Exercise
Provide the count of lines that hold "JSON" and no other output.

Extracted material
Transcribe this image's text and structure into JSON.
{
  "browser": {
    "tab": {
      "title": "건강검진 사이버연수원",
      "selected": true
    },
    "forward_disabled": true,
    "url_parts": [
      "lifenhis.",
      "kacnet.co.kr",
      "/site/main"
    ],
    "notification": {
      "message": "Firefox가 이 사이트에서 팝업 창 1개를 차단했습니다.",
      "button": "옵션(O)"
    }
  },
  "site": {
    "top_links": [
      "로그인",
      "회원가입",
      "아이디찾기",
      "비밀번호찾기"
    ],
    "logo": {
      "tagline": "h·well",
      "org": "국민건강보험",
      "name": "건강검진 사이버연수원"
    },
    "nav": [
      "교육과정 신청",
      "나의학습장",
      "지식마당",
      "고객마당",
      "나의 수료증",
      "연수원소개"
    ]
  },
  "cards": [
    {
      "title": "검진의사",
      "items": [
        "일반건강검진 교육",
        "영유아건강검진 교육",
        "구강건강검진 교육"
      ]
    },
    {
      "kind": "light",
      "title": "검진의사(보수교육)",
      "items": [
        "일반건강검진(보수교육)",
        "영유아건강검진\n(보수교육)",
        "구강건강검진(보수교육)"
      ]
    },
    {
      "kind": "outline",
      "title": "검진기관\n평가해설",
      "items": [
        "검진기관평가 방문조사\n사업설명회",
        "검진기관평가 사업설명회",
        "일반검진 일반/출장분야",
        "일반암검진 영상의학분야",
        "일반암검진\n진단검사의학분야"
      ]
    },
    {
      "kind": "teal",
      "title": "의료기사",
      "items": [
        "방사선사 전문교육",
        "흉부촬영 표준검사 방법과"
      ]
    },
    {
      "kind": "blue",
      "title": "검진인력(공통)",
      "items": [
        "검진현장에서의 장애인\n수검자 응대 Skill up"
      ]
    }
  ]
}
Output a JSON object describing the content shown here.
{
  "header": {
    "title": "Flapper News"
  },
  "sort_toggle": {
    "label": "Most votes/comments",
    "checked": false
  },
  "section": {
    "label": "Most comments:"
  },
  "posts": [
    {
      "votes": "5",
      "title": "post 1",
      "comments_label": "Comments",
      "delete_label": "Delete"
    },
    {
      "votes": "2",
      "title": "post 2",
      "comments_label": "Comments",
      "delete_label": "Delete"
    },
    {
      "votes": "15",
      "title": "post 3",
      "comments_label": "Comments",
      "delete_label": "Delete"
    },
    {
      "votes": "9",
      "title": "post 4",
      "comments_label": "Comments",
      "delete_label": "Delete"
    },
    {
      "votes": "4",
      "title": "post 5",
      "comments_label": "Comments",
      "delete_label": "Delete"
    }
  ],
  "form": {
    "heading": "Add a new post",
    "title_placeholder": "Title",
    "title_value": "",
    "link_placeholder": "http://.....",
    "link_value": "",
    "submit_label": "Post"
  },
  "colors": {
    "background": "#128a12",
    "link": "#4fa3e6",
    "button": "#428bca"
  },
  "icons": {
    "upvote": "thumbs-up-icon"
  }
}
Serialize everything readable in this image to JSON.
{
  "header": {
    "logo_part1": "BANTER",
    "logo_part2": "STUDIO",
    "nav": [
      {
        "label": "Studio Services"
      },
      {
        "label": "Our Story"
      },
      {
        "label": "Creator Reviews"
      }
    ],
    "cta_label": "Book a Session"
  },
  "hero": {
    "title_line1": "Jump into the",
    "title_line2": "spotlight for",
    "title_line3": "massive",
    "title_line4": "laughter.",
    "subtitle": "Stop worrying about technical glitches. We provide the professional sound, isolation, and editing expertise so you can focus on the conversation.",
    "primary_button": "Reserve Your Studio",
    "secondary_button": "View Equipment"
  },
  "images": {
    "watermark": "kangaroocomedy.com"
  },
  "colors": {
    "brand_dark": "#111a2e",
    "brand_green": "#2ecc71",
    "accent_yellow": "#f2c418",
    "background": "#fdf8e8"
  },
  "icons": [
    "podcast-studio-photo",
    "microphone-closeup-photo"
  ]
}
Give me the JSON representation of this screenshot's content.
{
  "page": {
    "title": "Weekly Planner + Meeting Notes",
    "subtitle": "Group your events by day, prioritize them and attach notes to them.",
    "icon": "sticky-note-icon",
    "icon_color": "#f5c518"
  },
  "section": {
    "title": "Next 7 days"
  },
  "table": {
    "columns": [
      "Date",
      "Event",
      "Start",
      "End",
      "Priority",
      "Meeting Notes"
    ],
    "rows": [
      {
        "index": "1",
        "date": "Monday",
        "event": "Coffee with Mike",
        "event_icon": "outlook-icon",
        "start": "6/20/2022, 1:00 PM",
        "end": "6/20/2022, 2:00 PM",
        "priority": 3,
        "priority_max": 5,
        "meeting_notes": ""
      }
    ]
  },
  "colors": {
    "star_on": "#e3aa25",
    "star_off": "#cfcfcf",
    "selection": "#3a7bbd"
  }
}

The response
4